## Start
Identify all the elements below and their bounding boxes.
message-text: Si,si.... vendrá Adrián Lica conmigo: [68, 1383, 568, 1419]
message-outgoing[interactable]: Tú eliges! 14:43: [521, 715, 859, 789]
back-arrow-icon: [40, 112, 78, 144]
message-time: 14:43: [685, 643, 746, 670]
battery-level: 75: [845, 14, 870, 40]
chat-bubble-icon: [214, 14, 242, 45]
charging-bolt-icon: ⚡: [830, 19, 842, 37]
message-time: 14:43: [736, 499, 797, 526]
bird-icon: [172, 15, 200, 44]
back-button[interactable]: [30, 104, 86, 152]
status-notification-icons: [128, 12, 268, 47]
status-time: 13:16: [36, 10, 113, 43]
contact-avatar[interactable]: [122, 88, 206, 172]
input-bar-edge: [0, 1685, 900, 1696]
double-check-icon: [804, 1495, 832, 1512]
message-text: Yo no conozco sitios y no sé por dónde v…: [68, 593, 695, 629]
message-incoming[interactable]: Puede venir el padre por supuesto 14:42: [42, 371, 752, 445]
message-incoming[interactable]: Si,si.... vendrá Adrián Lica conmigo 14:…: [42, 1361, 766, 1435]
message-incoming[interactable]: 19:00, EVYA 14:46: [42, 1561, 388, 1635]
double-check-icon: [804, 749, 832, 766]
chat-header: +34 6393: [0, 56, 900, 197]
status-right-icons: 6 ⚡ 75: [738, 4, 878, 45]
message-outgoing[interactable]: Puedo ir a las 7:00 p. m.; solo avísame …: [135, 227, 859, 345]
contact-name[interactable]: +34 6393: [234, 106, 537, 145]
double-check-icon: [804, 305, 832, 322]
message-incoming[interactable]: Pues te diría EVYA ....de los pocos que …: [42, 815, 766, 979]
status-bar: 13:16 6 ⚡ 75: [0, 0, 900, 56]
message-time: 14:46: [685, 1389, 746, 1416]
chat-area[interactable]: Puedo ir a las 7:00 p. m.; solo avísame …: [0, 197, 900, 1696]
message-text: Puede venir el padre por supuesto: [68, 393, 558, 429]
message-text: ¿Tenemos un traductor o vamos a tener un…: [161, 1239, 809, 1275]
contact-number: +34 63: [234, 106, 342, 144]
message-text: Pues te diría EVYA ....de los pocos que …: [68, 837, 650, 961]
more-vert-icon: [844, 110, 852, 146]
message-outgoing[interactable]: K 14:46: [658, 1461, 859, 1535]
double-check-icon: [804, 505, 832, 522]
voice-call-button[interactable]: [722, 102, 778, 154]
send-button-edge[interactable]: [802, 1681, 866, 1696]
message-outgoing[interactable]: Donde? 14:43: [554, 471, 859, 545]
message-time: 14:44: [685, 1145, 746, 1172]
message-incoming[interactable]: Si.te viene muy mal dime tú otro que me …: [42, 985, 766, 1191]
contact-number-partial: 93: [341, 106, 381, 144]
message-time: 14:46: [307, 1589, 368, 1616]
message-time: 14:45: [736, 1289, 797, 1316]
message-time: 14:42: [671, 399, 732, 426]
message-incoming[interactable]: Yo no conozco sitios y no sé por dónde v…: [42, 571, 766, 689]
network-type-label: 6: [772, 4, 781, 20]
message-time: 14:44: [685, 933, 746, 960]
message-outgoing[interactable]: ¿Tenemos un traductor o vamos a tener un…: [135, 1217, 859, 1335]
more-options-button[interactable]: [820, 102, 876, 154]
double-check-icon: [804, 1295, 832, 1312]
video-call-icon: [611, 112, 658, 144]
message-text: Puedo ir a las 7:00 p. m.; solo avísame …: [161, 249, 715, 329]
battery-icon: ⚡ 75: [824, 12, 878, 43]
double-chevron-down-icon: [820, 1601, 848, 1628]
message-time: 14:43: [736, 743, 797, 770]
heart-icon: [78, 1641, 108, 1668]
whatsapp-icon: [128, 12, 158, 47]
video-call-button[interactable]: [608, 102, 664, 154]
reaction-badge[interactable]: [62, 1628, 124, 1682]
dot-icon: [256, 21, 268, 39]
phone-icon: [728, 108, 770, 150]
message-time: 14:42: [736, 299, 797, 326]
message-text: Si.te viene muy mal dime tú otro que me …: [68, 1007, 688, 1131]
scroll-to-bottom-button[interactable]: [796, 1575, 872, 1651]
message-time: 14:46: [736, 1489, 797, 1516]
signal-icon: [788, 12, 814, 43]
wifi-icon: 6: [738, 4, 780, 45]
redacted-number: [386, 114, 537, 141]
## End
### WHAT THIS TASK INVOLVES
Please reproduce the data word for word, starting with its first line and going on through the line that contains "message-incoming[interactable]: Puede venir".

### EXERCISE OUTPUT
Identify all the elements below and their bounding boxes.
message-text: Si,si.... vendrá Adrián Lica conmigo: [68, 1383, 568, 1419]
message-outgoing[interactable]: Tú eliges! 14:43: [521, 715, 859, 789]
back-arrow-icon: [40, 112, 78, 144]
message-time: 14:43: [685, 643, 746, 670]
battery-level: 75: [845, 14, 870, 40]
chat-bubble-icon: [214, 14, 242, 45]
charging-bolt-icon: ⚡: [830, 19, 842, 37]
message-time: 14:43: [736, 499, 797, 526]
bird-icon: [172, 15, 200, 44]
back-button[interactable]: [30, 104, 86, 152]
status-notification-icons: [128, 12, 268, 47]
status-time: 13:16: [36, 10, 113, 43]
contact-avatar[interactable]: [122, 88, 206, 172]
input-bar-edge: [0, 1685, 900, 1696]
double-check-icon: [804, 1495, 832, 1512]
message-text: Yo no conozco sitios y no sé por dónde v…: [68, 593, 695, 629]
message-incoming[interactable]: Puede venir el padre por supuesto 14:42: [42, 371, 752, 445]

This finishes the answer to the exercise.